++++ INFORMATION PROVIDED

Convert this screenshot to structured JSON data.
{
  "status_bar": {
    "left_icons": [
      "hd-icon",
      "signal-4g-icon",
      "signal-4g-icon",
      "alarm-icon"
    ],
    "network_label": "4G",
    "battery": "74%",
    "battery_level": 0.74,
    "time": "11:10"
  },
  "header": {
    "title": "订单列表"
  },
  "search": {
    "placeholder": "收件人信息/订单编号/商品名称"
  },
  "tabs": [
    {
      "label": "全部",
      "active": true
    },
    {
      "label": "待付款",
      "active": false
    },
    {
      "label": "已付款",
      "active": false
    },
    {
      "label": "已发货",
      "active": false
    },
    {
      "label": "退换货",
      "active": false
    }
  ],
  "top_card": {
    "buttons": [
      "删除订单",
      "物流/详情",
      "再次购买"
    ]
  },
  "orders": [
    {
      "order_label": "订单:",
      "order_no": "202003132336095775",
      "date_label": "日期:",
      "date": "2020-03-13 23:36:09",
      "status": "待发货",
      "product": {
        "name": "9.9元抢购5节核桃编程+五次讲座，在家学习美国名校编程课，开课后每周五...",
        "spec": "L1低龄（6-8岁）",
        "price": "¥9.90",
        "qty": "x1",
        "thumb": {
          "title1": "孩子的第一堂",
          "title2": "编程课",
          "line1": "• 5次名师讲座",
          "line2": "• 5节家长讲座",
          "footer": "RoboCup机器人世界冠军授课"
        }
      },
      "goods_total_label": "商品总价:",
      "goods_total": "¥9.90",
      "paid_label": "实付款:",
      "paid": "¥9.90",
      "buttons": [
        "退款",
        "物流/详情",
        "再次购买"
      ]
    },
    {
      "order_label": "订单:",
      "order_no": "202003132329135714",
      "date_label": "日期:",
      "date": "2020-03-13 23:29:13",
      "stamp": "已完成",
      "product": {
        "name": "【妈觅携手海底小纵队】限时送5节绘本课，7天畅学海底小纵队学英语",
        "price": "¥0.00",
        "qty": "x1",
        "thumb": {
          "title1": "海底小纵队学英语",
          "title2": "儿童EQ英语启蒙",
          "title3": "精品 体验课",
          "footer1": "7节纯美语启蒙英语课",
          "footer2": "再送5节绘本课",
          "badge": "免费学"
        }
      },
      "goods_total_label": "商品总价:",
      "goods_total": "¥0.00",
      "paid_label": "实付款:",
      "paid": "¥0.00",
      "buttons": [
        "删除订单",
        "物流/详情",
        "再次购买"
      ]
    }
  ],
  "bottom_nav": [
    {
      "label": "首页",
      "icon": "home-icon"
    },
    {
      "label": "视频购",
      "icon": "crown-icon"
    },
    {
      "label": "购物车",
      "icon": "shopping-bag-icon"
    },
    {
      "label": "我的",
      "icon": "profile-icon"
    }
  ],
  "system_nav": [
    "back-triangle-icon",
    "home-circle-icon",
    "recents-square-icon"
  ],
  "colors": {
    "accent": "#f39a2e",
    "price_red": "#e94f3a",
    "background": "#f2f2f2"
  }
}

++++++++

WHAT NEEDS TO BE DONE: Print back all the lines verbatim.

ANSWER:
Convert this screenshot to structured JSON data.
{
  "status_bar": {
    "left_icons": [
      "hd-icon",
      "signal-4g-icon",
      "signal-4g-icon",
      "alarm-icon"
    ],
    "network_label": "4G",
    "battery": "74%",
    "battery_level": 0.74,
    "time": "11:10"
  },
  "header": {
    "title": "订单列表"
  },
  "search": {
    "placeholder": "收件人信息/订单编号/商品名称"
  },
  "tabs": [
    {
      "label": "全部",
      "active": true
    },
    {
      "label": "待付款",
      "active": false
    },
    {
      "label": "已付款",
      "active": false
    },
    {
      "label": "已发货",
      "active": false
    },
    {
      "label": "退换货",
      "active": false
    }
  ],
  "top_card": {
    "buttons": [
      "删除订单",
      "物流/详情",
      "再次购买"
    ]
  },
  "orders": [
    {
      "order_label": "订单:",
      "order_no": "202003132336095775",
      "date_label": "日期:",
      "date": "2020-03-13 23:36:09",
      "status": "待发货",
      "product": {
        "name": "9.9元抢购5节核桃编程+五次讲座，在家学习美国名校编程课，开课后每周五...",
        "spec": "L1低龄（6-8岁）",
        "price": "¥9.90",
        "qty": "x1",
        "thumb": {
          "title1": "孩子的第一堂",
          "title2": "编程课",
          "line1": "• 5次名师讲座",
          "line2": "• 5节家长讲座",
          "footer": "RoboCup机器人世界冠军授课"
        }
      },
      "goods_total_label": "商品总价:",
      "goods_total": "¥9.90",
      "paid_label": "实付款:",
      "paid": "¥9.90",
      "buttons": [
        "退款",
        "物流/详情",
        "再次购买"
      ]
    },
    {
      "order_label": "订单:",
      "order_no": "202003132329135714",
      "date_label": "日期:",
      "date": "2020-03-13 23:29:13",
      "stamp": "已完成",
      "product": {
        "name": "【妈觅携手海底小纵队】限时送5节绘本课，7天畅学海底小纵队学英语",
        "price": "¥0.00",
        "qty": "x1",
        "thumb": {
          "title1": "海底小纵队学英语",
          "title2": "儿童EQ英语启蒙",
          "title3": "精品 体验课",
          "footer1": "7节纯美语启蒙英语课",
          "footer2": "再送5节绘本课",
          "badge": "免费学"
        }
      },
      "goods_total_label": "商品总价:",
      "goods_total": "¥0.00",
      "paid_label": "实付款:",
      "paid": "¥0.00",
      "buttons": [
        "删除订单",
        "物流/详情",
        "再次购买"
      ]
    }
  ],
  "bottom_nav": [
    {
      "label": "首页",
      "icon": "home-icon"
    },
    {
      "label": "视频购",
      "icon": "crown-icon"
    },
    {
      "label": "购物车",
      "icon": "shopping-bag-icon"
    },
    {
      "label": "我的",
      "icon": "profile-icon"
    }
  ],
  "system_nav": [
    "back-triangle-icon",
    "home-circle-icon",
    "recents-square-icon"
  ],
  "colors": {
    "accent": "#f39a2e",
    "price_red": "#e94f3a",
    "background": "#f2f2f2"
  }
}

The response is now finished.